What you should do: Each record below should be repeated precisely as written.

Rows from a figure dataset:
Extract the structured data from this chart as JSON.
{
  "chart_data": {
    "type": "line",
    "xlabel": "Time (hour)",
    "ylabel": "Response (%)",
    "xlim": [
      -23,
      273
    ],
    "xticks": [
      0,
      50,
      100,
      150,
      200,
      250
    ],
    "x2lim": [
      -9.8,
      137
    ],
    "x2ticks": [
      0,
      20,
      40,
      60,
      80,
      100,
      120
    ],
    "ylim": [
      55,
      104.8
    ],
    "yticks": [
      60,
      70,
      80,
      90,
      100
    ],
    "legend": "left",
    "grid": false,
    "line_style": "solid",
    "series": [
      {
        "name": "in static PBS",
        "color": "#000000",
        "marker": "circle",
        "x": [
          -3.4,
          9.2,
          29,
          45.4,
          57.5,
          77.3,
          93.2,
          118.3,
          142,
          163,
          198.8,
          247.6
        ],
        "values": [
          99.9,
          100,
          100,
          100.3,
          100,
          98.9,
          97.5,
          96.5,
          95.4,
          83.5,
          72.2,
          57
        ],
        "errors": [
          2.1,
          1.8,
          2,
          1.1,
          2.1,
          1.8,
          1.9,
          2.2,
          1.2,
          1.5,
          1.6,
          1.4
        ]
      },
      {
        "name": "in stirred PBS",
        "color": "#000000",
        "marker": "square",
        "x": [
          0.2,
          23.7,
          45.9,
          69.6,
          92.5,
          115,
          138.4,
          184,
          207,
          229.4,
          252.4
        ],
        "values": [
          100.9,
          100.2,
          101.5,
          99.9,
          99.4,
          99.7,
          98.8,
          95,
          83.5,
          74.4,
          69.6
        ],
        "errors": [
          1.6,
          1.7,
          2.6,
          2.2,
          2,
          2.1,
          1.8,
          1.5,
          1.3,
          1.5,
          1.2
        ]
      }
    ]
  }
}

Output for this task:
Extract the structured data from this chart as JSON.
{
  "chart_data": {
    "type": "line",
    "xlabel": "Time (hour)",
    "ylabel": "Response (%)",
    "xlim": [
      -23,
      273
    ],
    "xticks": [
      0,
      50,
      100,
      150,
      200,
      250
    ],
    "x2lim": [
      -9.8,
      137
    ],
    "x2ticks": [
      0,
      20,
      40,
      60,
      80,
      100,
      120
    ],
    "ylim": [
      55,
      104.8
    ],
    "yticks": [
      60,
      70,
      80,
      90,
      100
    ],
    "legend": "left",
    "grid": false,
    "line_style": "solid",
    "series": [
      {
        "name": "in static PBS",
        "color": "#000000",
        "marker": "circle",
        "x": [
          -3.4,
          9.2,
          29,
          45.4,
          57.5,
          77.3,
          93.2,
          118.3,
          142,
          163,
          198.8,
          247.6
        ],
        "values": [
          99.9,
          100,
          100,
          100.3,
          100,
          98.9,
          97.5,
          96.5,
          95.4,
          83.5,
          72.2,
          57
        ],
        "errors": [
          2.1,
          1.8,
          2,
          1.1,
          2.1,
          1.8,
          1.9,
          2.2,
          1.2,
          1.5,
          1.6,
          1.4
        ]
      },
      {
        "name": "in stirred PBS",
        "color": "#000000",
        "marker": "square",
        "x": [
          0.2,
          23.7,
          45.9,
          69.6,
          92.5,
          115,
          138.4,
          184,
          207,
          229.4,
          252.4
        ],
        "values": [
          100.9,
          100.2,
          101.5,
          99.9,
          99.4,
          99.7,
          98.8,
          95,
          83.5,
          74.4,
          69.6
        ],
        "errors": [
          1.6,
          1.7,
          2.6,
          2.2,
          2,
          2.1,
          1.8,
          1.5,
          1.3,
          1.5,
          1.2
        ]
      }
    ]
  }
}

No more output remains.